▶ What the task asks
Using the listing below, copy every line that mentions "Admin".

(Lines of data)
****

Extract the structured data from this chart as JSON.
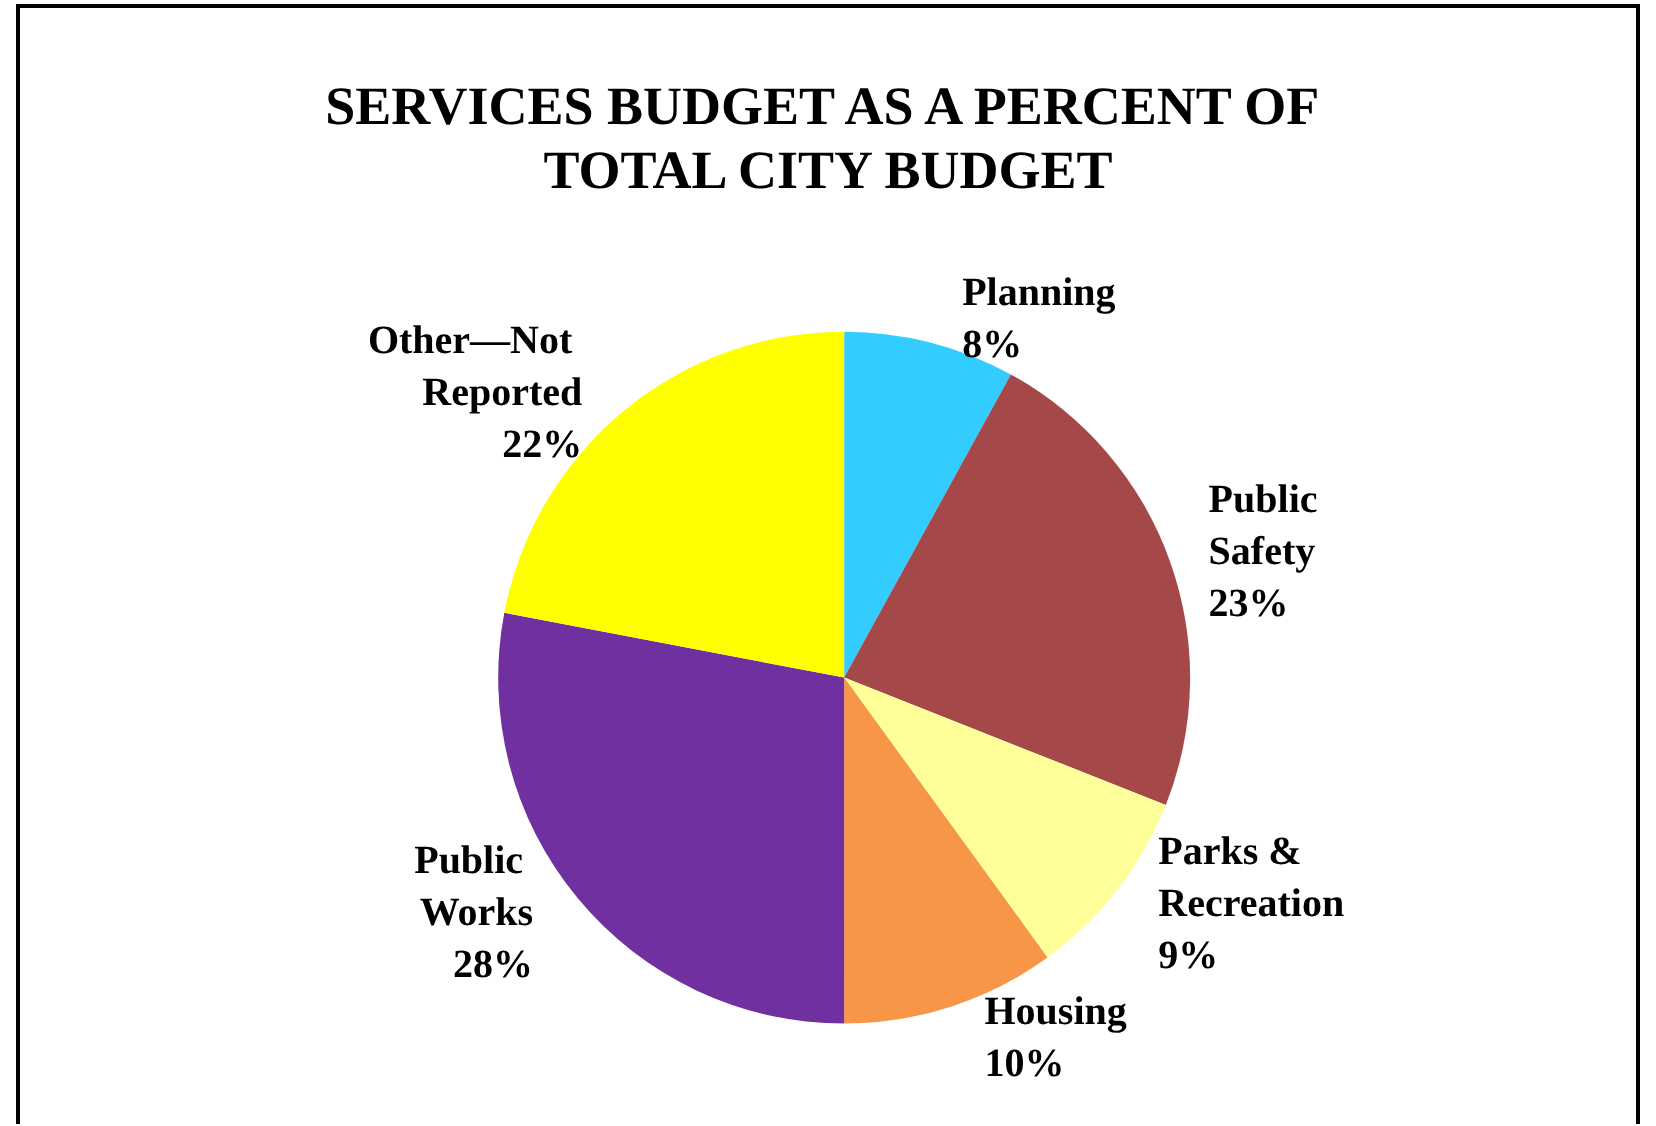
{
  "chart_data": {
    "type": "pie",
    "title": "SERVICES BUDGET AS A PERCENT OF TOTAL CITY BUDGET",
    "categories": [
      "Planning",
      "Public Safety",
      "Parks & Recreation",
      "Housing",
      "Public Works",
      "Other—Not Reported"
    ],
    "values": [
      8,
      23,
      9,
      10,
      28,
      22
    ],
    "value_labels": [
      "8%",
      "23%",
      "9%",
      "10%",
      "28%",
      "22%"
    ],
    "colors": [
      "#33ccff",
      "#a5484a",
      "#ffff99",
      "#f79646",
      "#7030a0",
      "#ffff00"
    ],
    "legend": false
  }
}
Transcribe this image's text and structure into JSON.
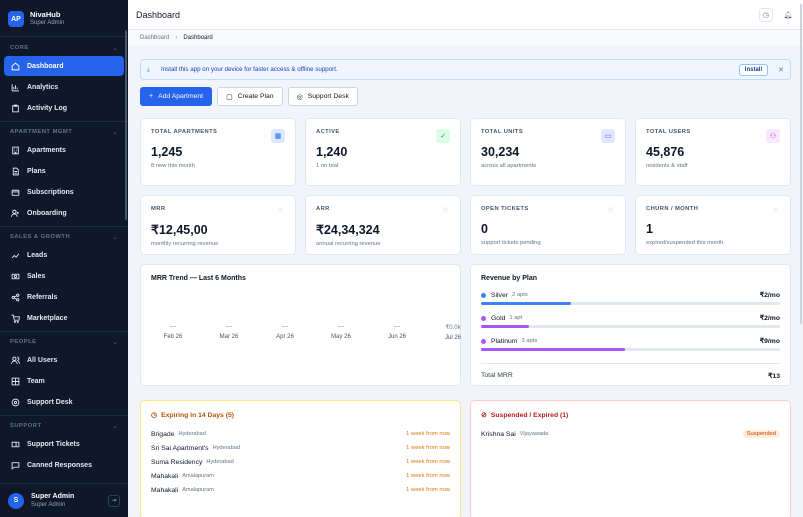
{
  "brand": {
    "logo": "AP",
    "name": "NivaHub",
    "role": "Super Admin"
  },
  "sidebar": {
    "sections": [
      {
        "label": "CORE",
        "items": [
          {
            "label": "Dashboard",
            "icon": "home-icon",
            "active": true
          },
          {
            "label": "Analytics",
            "icon": "chart-icon"
          },
          {
            "label": "Activity Log",
            "icon": "clipboard-icon"
          }
        ]
      },
      {
        "label": "APARTMENT MGMT",
        "items": [
          {
            "label": "Apartments",
            "icon": "building-icon"
          },
          {
            "label": "Plans",
            "icon": "document-icon"
          },
          {
            "label": "Subscriptions",
            "icon": "card-icon"
          },
          {
            "label": "Onboarding",
            "icon": "user-plus-icon"
          }
        ]
      },
      {
        "label": "SALES & GROWTH",
        "items": [
          {
            "label": "Leads",
            "icon": "trend-icon"
          },
          {
            "label": "Sales",
            "icon": "cash-icon"
          },
          {
            "label": "Referrals",
            "icon": "share-icon"
          },
          {
            "label": "Marketplace",
            "icon": "cart-icon"
          }
        ]
      },
      {
        "label": "PEOPLE",
        "items": [
          {
            "label": "All Users",
            "icon": "users-icon"
          },
          {
            "label": "Team",
            "icon": "team-icon"
          },
          {
            "label": "Support Desk",
            "icon": "headset-icon"
          }
        ]
      },
      {
        "label": "SUPPORT",
        "items": [
          {
            "label": "Support Tickets",
            "icon": "ticket-icon"
          },
          {
            "label": "Canned Responses",
            "icon": "message-icon"
          }
        ]
      }
    ],
    "user": {
      "avatar": "S",
      "name": "Super Admin",
      "role": "Super Admin"
    }
  },
  "header": {
    "title": "Dashboard"
  },
  "breadcrumb": {
    "parent": "Dashboard",
    "current": "Dashboard",
    "sep": "›"
  },
  "install": {
    "text": "Install this app on your device for faster access & offline support.",
    "button": "Install",
    "close": "✕"
  },
  "actions": {
    "add": "Add Apartment",
    "plan": "Create Plan",
    "support": "Support Desk"
  },
  "stats": [
    {
      "label": "TOTAL APARTMENTS",
      "value": "1,245",
      "sub": "8 new this month",
      "icon": "building-icon",
      "color": "#2563eb",
      "bg": "#dbeafe"
    },
    {
      "label": "ACTIVE",
      "value": "1,240",
      "sub": "1 on trial",
      "icon": "check-circle-icon",
      "color": "#16a34a",
      "bg": "#dcfce7"
    },
    {
      "label": "TOTAL UNITS",
      "value": "30,234",
      "sub": "across all apartments",
      "icon": "folder-icon",
      "color": "#4f46e5",
      "bg": "#e0e7ff"
    },
    {
      "label": "TOTAL USERS",
      "value": "45,876",
      "sub": "residents & staff",
      "icon": "users-icon",
      "color": "#c026d3",
      "bg": "#fae8ff"
    },
    {
      "label": "MRR",
      "value": "₹12,45,00",
      "sub": "monthly recurring revenue"
    },
    {
      "label": "ARR",
      "value": "₹24,34,324",
      "sub": "annual recurring revenue"
    },
    {
      "label": "OPEN TICKETS",
      "value": "0",
      "sub": "support tickets pending"
    },
    {
      "label": "CHURN / MONTH",
      "value": "1",
      "sub": "expired/suspended this month"
    }
  ],
  "mrr": {
    "title": "MRR Trend — Last 6 Months",
    "months": [
      {
        "label": "Feb 26",
        "value": "—"
      },
      {
        "label": "Mar 26",
        "value": "—"
      },
      {
        "label": "Apr 26",
        "value": "—"
      },
      {
        "label": "May 26",
        "value": "—"
      },
      {
        "label": "Jun 26",
        "value": "—"
      },
      {
        "label": "Jul 26",
        "value": "₹0.0k"
      }
    ]
  },
  "revenue": {
    "title": "Revenue by Plan",
    "plans": [
      {
        "name": "Silver",
        "apts": "2 apts",
        "value": "₹2/mo",
        "color": "#3b82f6",
        "share": 0.3
      },
      {
        "name": "Gold",
        "apts": "1 apt",
        "value": "₹2/mo",
        "color": "#a855f7",
        "share": 0.16
      },
      {
        "name": "Platinum",
        "apts": "3 apts",
        "value": "₹9/mo",
        "color": "#a855f7",
        "share": 0.48
      }
    ],
    "total_label": "Total MRR",
    "total_value": "₹13"
  },
  "expiring": {
    "title": "Expiring in 14 Days (5)",
    "rows": [
      {
        "name": "Brigade",
        "city": "Hyderabad",
        "when": "1 week from now"
      },
      {
        "name": "Sri Sai Apartment's",
        "city": "Hyderabad",
        "when": "1 week from now"
      },
      {
        "name": "Suma Residency",
        "city": "Hyderabad",
        "when": "1 week from now"
      },
      {
        "name": "Mahakali",
        "city": "Amalapuram",
        "when": "1 week from now"
      },
      {
        "name": "Mahakali",
        "city": "Amalapuram",
        "when": "1 week from now"
      }
    ]
  },
  "suspended": {
    "title": "Suspended / Expired (1)",
    "rows": [
      {
        "name": "Krishna Sai",
        "city": "Vijayawada",
        "status": "Suspended"
      }
    ]
  }
}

****

▶ Result of the exercise
    "role": "Super Admin"
      "name": "Super Admin",
      "role": "Super Admin"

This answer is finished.